__OBJECTIVE__.
Transcribe the records that follow exactly. Skip the pictures.

** START OF RECORDS FOR PROCESSING **

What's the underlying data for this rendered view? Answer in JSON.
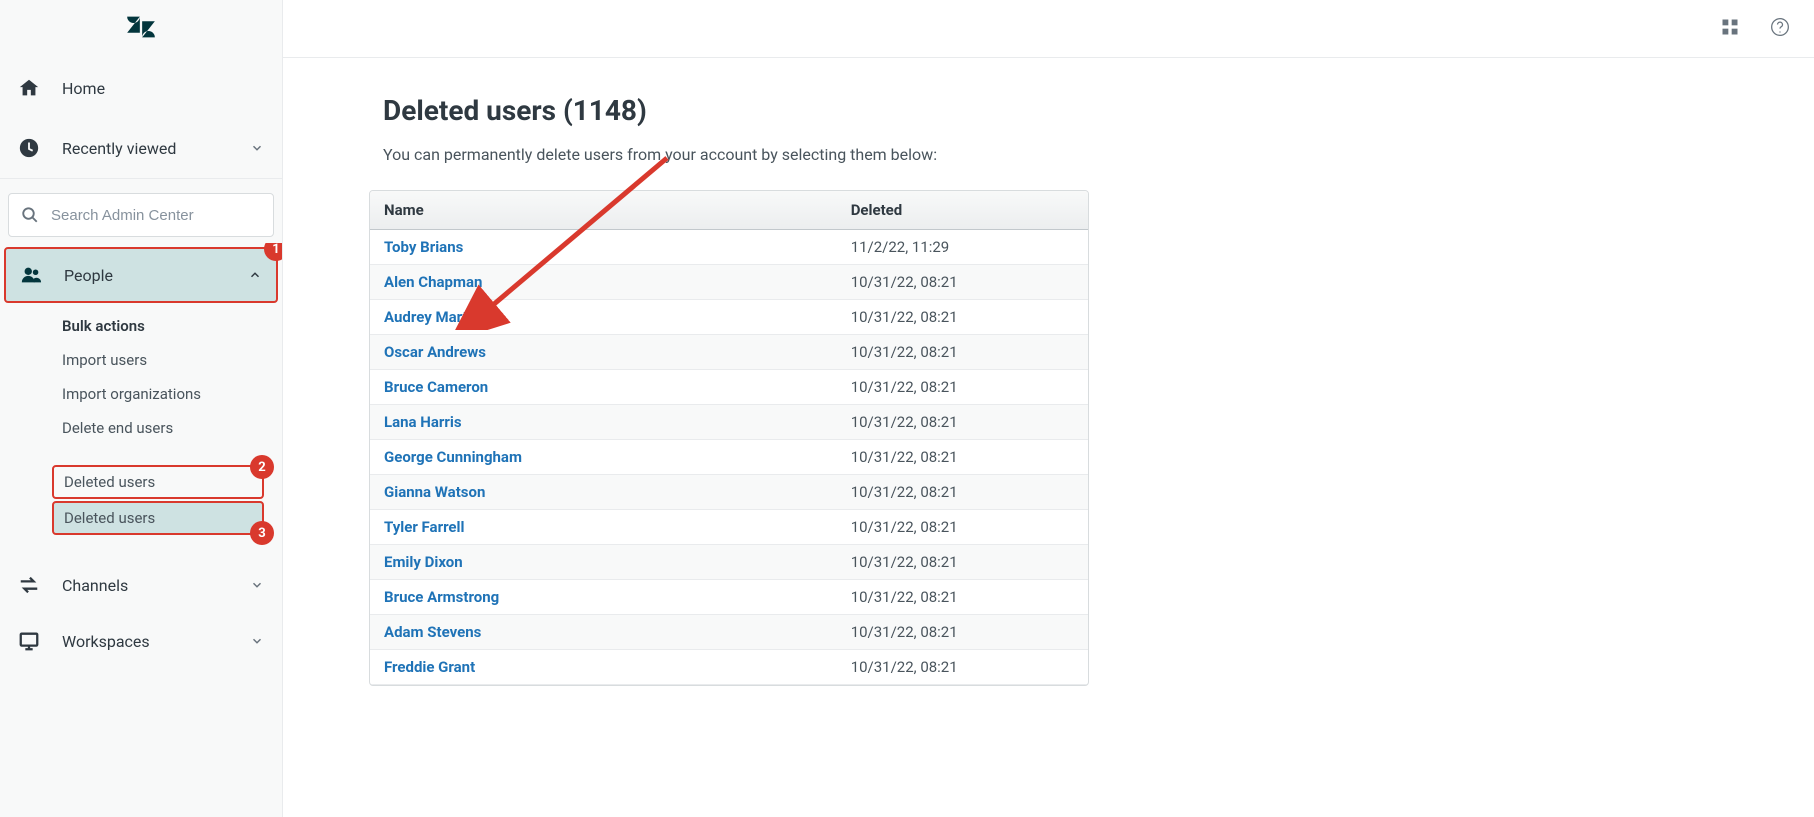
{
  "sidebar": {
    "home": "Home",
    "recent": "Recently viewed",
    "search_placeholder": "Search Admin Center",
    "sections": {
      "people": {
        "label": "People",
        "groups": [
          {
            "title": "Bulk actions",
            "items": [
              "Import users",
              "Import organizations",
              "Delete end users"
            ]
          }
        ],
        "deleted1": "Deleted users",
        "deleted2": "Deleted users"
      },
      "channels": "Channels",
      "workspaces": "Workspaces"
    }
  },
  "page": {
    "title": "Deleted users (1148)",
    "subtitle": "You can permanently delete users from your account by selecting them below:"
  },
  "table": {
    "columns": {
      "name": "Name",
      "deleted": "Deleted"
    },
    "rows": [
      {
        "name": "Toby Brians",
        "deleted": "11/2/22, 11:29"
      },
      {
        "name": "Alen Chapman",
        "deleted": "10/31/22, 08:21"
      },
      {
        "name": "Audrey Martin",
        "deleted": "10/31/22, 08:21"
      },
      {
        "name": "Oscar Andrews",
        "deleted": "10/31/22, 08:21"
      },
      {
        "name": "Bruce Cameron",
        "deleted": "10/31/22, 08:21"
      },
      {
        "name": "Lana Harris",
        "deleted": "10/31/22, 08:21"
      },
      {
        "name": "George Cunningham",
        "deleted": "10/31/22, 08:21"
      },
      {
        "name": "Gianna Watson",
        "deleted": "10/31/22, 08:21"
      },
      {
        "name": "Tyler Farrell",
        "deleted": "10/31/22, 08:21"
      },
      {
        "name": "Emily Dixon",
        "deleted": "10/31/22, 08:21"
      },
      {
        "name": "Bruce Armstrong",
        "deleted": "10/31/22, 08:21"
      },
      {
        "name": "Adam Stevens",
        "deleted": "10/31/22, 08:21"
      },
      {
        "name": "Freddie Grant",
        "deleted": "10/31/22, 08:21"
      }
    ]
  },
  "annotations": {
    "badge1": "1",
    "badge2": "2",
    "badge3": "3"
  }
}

** END OF RECORDS FOR PROCESSING **

__SOLVED EXERCISE__.
What's the underlying data for this rendered view? Answer in JSON.
{
  "sidebar": {
    "home": "Home",
    "recent": "Recently viewed",
    "search_placeholder": "Search Admin Center",
    "sections": {
      "people": {
        "label": "People",
        "groups": [
          {
            "title": "Bulk actions",
            "items": [
              "Import users",
              "Import organizations",
              "Delete end users"
            ]
          }
        ],
        "deleted1": "Deleted users",
        "deleted2": "Deleted users"
      },
      "channels": "Channels",
      "workspaces": "Workspaces"
    }
  },
  "page": {
    "title": "Deleted users (1148)",
    "subtitle": "You can permanently delete users from your account by selecting them below:"
  },
  "table": {
    "columns": {
      "name": "Name",
      "deleted": "Deleted"
    },
    "rows": [
      {
        "name": "Toby Brians",
        "deleted": "11/2/22, 11:29"
      },
      {
        "name": "Alen Chapman",
        "deleted": "10/31/22, 08:21"
      },
      {
        "name": "Audrey Martin",
        "deleted": "10/31/22, 08:21"
      },
      {
        "name": "Oscar Andrews",
        "deleted": "10/31/22, 08:21"
      },
      {
        "name": "Bruce Cameron",
        "deleted": "10/31/22, 08:21"
      },
      {
        "name": "Lana Harris",
        "deleted": "10/31/22, 08:21"
      },
      {
        "name": "George Cunningham",
        "deleted": "10/31/22, 08:21"
      },
      {
        "name": "Gianna Watson",
        "deleted": "10/31/22, 08:21"
      },
      {
        "name": "Tyler Farrell",
        "deleted": "10/31/22, 08:21"
      },
      {
        "name": "Emily Dixon",
        "deleted": "10/31/22, 08:21"
      },
      {
        "name": "Bruce Armstrong",
        "deleted": "10/31/22, 08:21"
      },
      {
        "name": "Adam Stevens",
        "deleted": "10/31/22, 08:21"
      },
      {
        "name": "Freddie Grant",
        "deleted": "10/31/22, 08:21"
      }
    ]
  },
  "annotations": {
    "badge1": "1",
    "badge2": "2",
    "badge3": "3"
  }
}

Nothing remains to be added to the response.